══ INPUT RECORDS
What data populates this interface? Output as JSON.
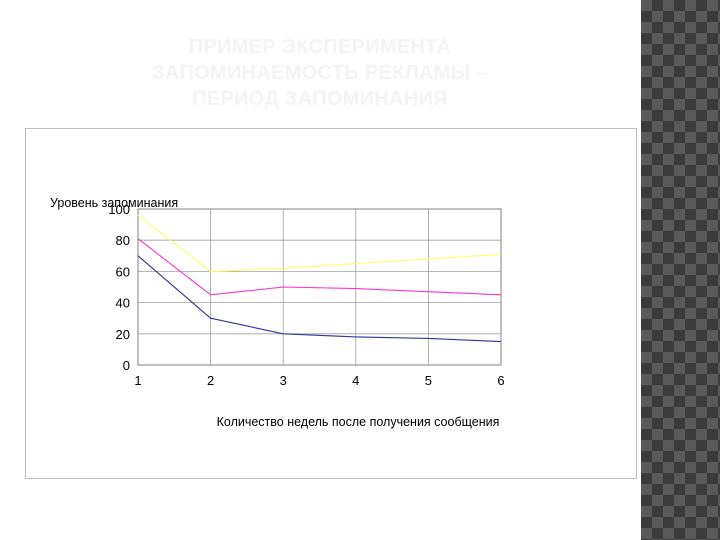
{
  "slide": {
    "title": "ПРИМЕР ЭКСПЕРИМЕНТА\nЗАПОМИНАЕМОСТЬ РЕКЛАМЫ –\nПЕРИОД ЗАПОМИНАНИЯ"
  },
  "chart_data": {
    "type": "line",
    "x": [
      1,
      2,
      3,
      4,
      5,
      6
    ],
    "xlabel": "Количество недель после получения сообщения",
    "ylabel": "Уровень запоминания",
    "ylim": [
      0,
      100
    ],
    "yticks": [
      0,
      20,
      40,
      60,
      80,
      100
    ],
    "grid": true,
    "series": [
      {
        "color": "#ffff66",
        "values": [
          96,
          60,
          62,
          65,
          68,
          71
        ]
      },
      {
        "color": "#ff33cc",
        "values": [
          81,
          45,
          50,
          49,
          47,
          45
        ]
      },
      {
        "color": "#333399",
        "values": [
          70,
          30,
          20,
          18,
          17,
          15
        ]
      }
    ]
  }
}
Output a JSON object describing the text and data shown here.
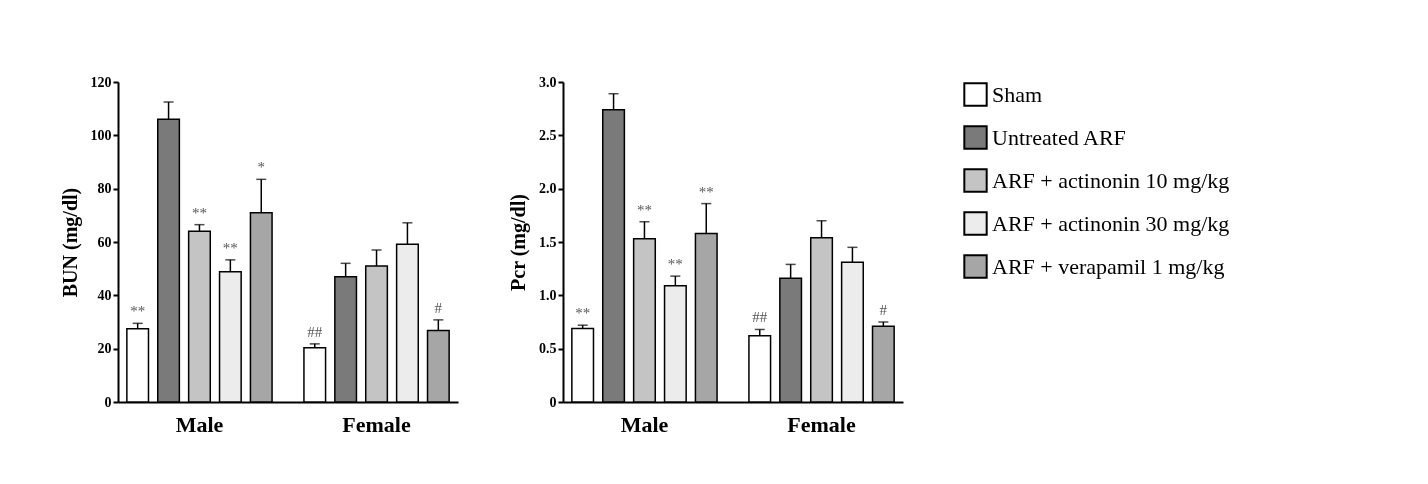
{
  "chart_data": [
    {
      "type": "bar",
      "ylabel": "BUN (mg/dl)",
      "categories": [
        "Male",
        "Female"
      ],
      "ylim": [
        0,
        120
      ],
      "yticks": [
        0,
        20,
        40,
        60,
        80,
        100,
        120
      ],
      "grid": false,
      "series": [
        {
          "color": "#ffffff",
          "values": [
            27.5,
            20.3
          ],
          "errors": [
            2,
            1.5
          ],
          "value_labels": [
            "**",
            "##"
          ]
        },
        {
          "color": "#7a7a7a",
          "values": [
            106,
            47
          ],
          "errors": [
            6.5,
            5
          ],
          "value_labels": [
            null,
            null
          ]
        },
        {
          "color": "#c4c4c4",
          "values": [
            64,
            51
          ],
          "errors": [
            2.5,
            6
          ],
          "value_labels": [
            "**",
            null
          ]
        },
        {
          "color": "#ececec",
          "values": [
            48.8,
            59.2
          ],
          "errors": [
            4.5,
            8
          ],
          "value_labels": [
            "**",
            null
          ]
        },
        {
          "color": "#a6a6a6",
          "values": [
            71,
            26.8
          ],
          "errors": [
            12.5,
            4
          ],
          "value_labels": [
            "*",
            "#"
          ]
        }
      ]
    },
    {
      "type": "bar",
      "ylabel": "Pcr (mg/dl)",
      "categories": [
        "Male",
        "Female"
      ],
      "ylim": [
        0,
        3
      ],
      "yticks": [
        0,
        {
          "value": 0.5,
          "label": "0.5"
        },
        {
          "value": 1,
          "label": "1.0"
        },
        {
          "value": 1.5,
          "label": "1.5"
        },
        {
          "value": 2,
          "label": "2.0"
        },
        {
          "value": 2.5,
          "label": "2.5"
        },
        {
          "value": 3,
          "label": "3.0"
        }
      ],
      "grid": false,
      "legend": "right",
      "series": [
        {
          "name": "Sham",
          "color": "#ffffff",
          "values": [
            0.69,
            0.62
          ],
          "errors": [
            0.03,
            0.06
          ],
          "value_labels": [
            "**",
            "##"
          ]
        },
        {
          "name": "Untreated ARF",
          "color": "#7a7a7a",
          "values": [
            2.74,
            1.16
          ],
          "errors": [
            0.15,
            0.13
          ],
          "value_labels": [
            null,
            null
          ]
        },
        {
          "name": "ARF + actinonin 10 mg/kg",
          "color": "#c4c4c4",
          "values": [
            1.53,
            1.54
          ],
          "errors": [
            0.16,
            0.16
          ],
          "value_labels": [
            "**",
            null
          ]
        },
        {
          "name": "ARF + actinonin 30 mg/kg",
          "color": "#ececec",
          "values": [
            1.09,
            1.31
          ],
          "errors": [
            0.09,
            0.14
          ],
          "value_labels": [
            "**",
            null
          ]
        },
        {
          "name": "ARF + verapamil 1 mg/kg",
          "color": "#a6a6a6",
          "values": [
            1.58,
            0.71
          ],
          "errors": [
            0.28,
            0.04
          ],
          "value_labels": [
            "**",
            "#"
          ]
        }
      ]
    }
  ]
}
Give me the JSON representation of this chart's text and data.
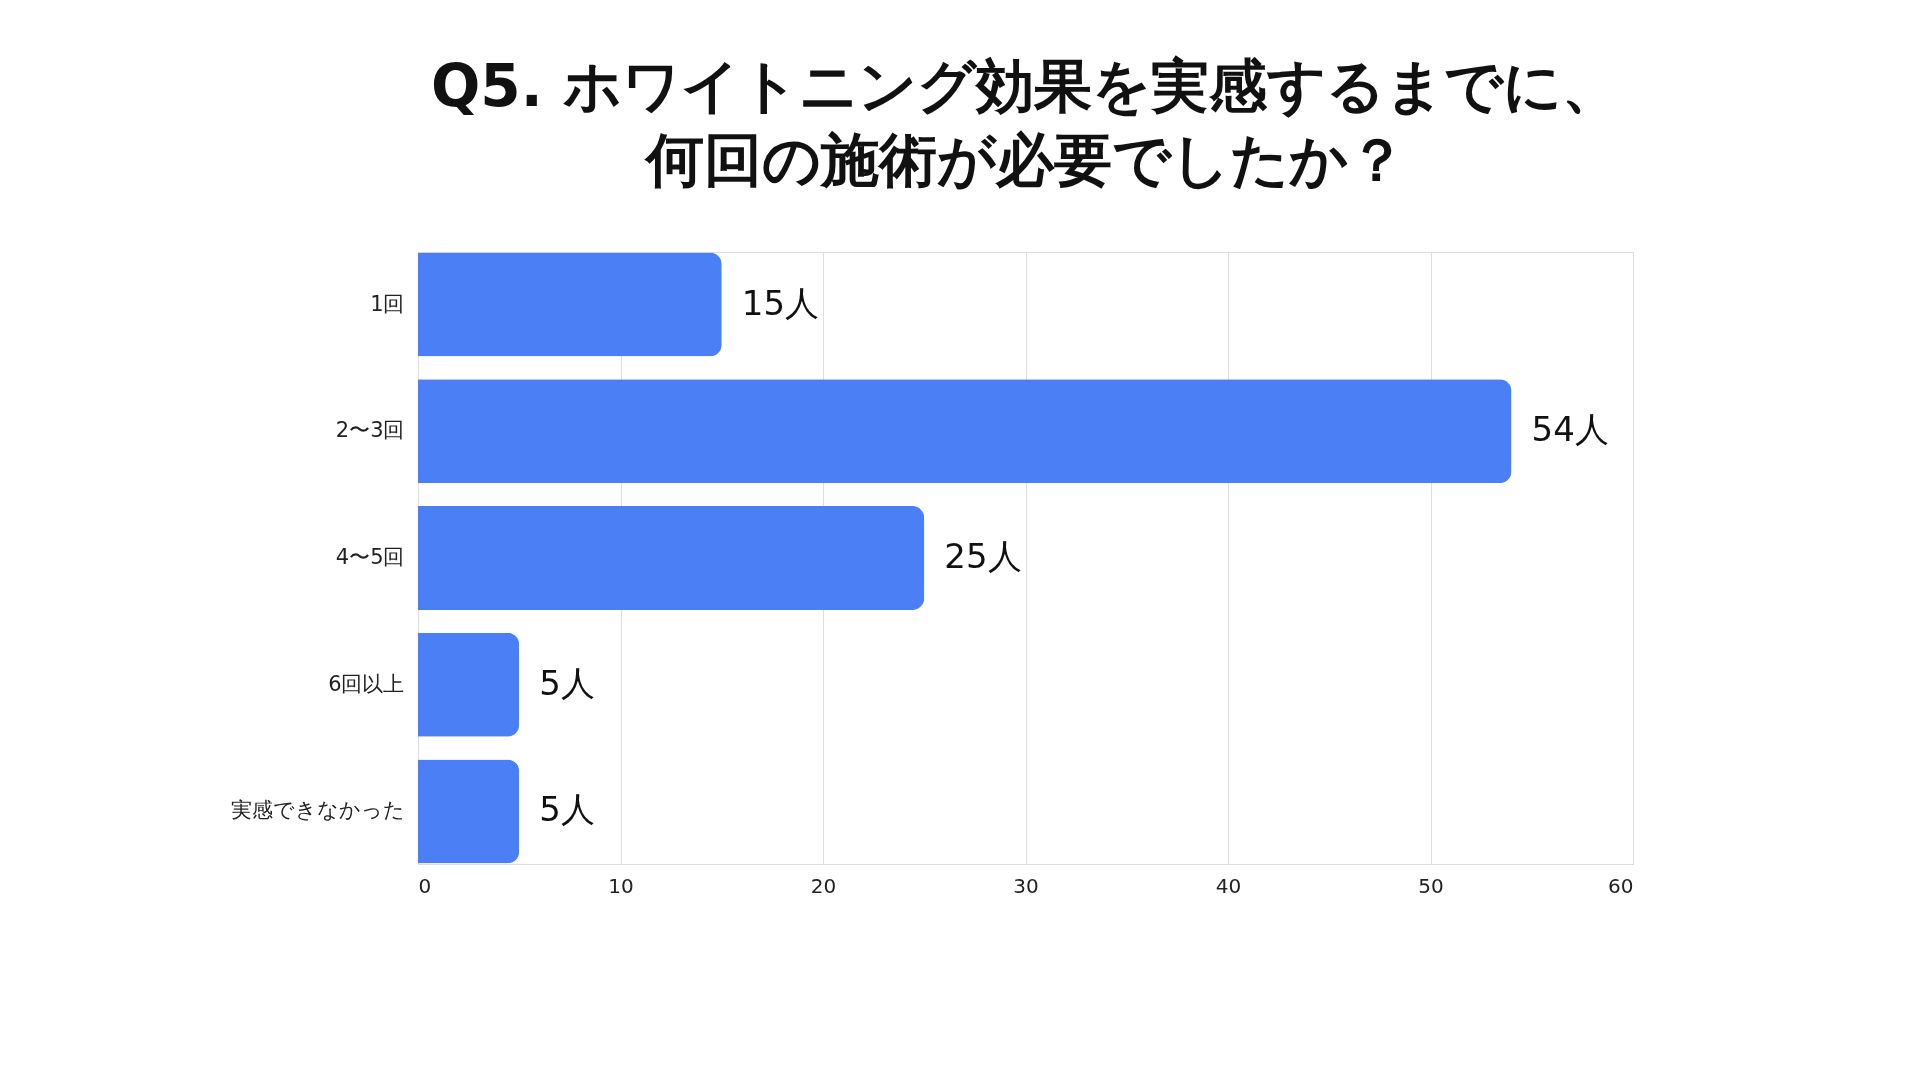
════
Pictures are excluded; copy every other part of the records exactly.

**OUTPUT:**
What data populates this interface? Output as JSON.
{
  "slide": {
    "title": "ПРИМЕР ЭКСПЕРИМЕНТА\nЗАПОМИНАЕМОСТЬ РЕКЛАМЫ –\nПЕРИОД ЗАПОМИНАНИЯ"
  },
  "chart_data": {
    "type": "line",
    "x": [
      1,
      2,
      3,
      4,
      5,
      6
    ],
    "xlabel": "Количество недель после получения сообщения",
    "ylabel": "Уровень запоминания",
    "ylim": [
      0,
      100
    ],
    "yticks": [
      0,
      20,
      40,
      60,
      80,
      100
    ],
    "grid": true,
    "series": [
      {
        "color": "#ffff66",
        "values": [
          96,
          60,
          62,
          65,
          68,
          71
        ]
      },
      {
        "color": "#ff33cc",
        "values": [
          81,
          45,
          50,
          49,
          47,
          45
        ]
      },
      {
        "color": "#333399",
        "values": [
          70,
          30,
          20,
          18,
          17,
          15
        ]
      }
    ]
  }
}
Output a JSON object describing the text and data shown here.
{
  "chart_data": [
    {
      "type": "bar",
      "ylabel": "BUN (mg/dl)",
      "categories": [
        "Male",
        "Female"
      ],
      "ylim": [
        0,
        120
      ],
      "yticks": [
        0,
        20,
        40,
        60,
        80,
        100,
        120
      ],
      "grid": false,
      "series": [
        {
          "color": "#ffffff",
          "values": [
            27.5,
            20.3
          ],
          "errors": [
            2,
            1.5
          ],
          "value_labels": [
            "**",
            "##"
          ]
        },
        {
          "color": "#7a7a7a",
          "values": [
            106,
            47
          ],
          "errors": [
            6.5,
            5
          ],
          "value_labels": [
            null,
            null
          ]
        },
        {
          "color": "#c4c4c4",
          "values": [
            64,
            51
          ],
          "errors": [
            2.5,
            6
          ],
          "value_labels": [
            "**",
            null
          ]
        },
        {
          "color": "#ececec",
          "values": [
            48.8,
            59.2
          ],
          "errors": [
            4.5,
            8
          ],
          "value_labels": [
            "**",
            null
          ]
        },
        {
          "color": "#a6a6a6",
          "values": [
            71,
            26.8
          ],
          "errors": [
            12.5,
            4
          ],
          "value_labels": [
            "*",
            "#"
          ]
        }
      ]
    },
    {
      "type": "bar",
      "ylabel": "Pcr (mg/dl)",
      "categories": [
        "Male",
        "Female"
      ],
      "ylim": [
        0,
        3
      ],
      "yticks": [
        0,
        {
          "value": 0.5,
          "label": "0.5"
        },
        {
          "value": 1,
          "label": "1.0"
        },
        {
          "value": 1.5,
          "label": "1.5"
        },
        {
          "value": 2,
          "label": "2.0"
        },
        {
          "value": 2.5,
          "label": "2.5"
        },
        {
          "value": 3,
          "label": "3.0"
        }
      ],
      "grid": false,
      "legend": "right",
      "series": [
        {
          "name": "Sham",
          "color": "#ffffff",
          "values": [
            0.69,
            0.62
          ],
          "errors": [
            0.03,
            0.06
          ],
          "value_labels": [
            "**",
            "##"
          ]
        },
        {
          "name": "Untreated ARF",
          "color": "#7a7a7a",
          "values": [
            2.74,
            1.16
          ],
          "errors": [
            0.15,
            0.13
          ],
          "value_labels": [
            null,
            null
          ]
        },
        {
          "name": "ARF + actinonin 10 mg/kg",
          "color": "#c4c4c4",
          "values": [
            1.53,
            1.54
          ],
          "errors": [
            0.16,
            0.16
          ],
          "value_labels": [
            "**",
            null
          ]
        },
        {
          "name": "ARF + actinonin 30 mg/kg",
          "color": "#ececec",
          "values": [
            1.09,
            1.31
          ],
          "errors": [
            0.09,
            0.14
          ],
          "value_labels": [
            "**",
            null
          ]
        },
        {
          "name": "ARF + verapamil 1 mg/kg",
          "color": "#a6a6a6",
          "values": [
            1.58,
            0.71
          ],
          "errors": [
            0.28,
            0.04
          ],
          "value_labels": [
            "**",
            "#"
          ]
        }
      ]
    }
  ]
}
Give me the JSON representation of this chart's text and data.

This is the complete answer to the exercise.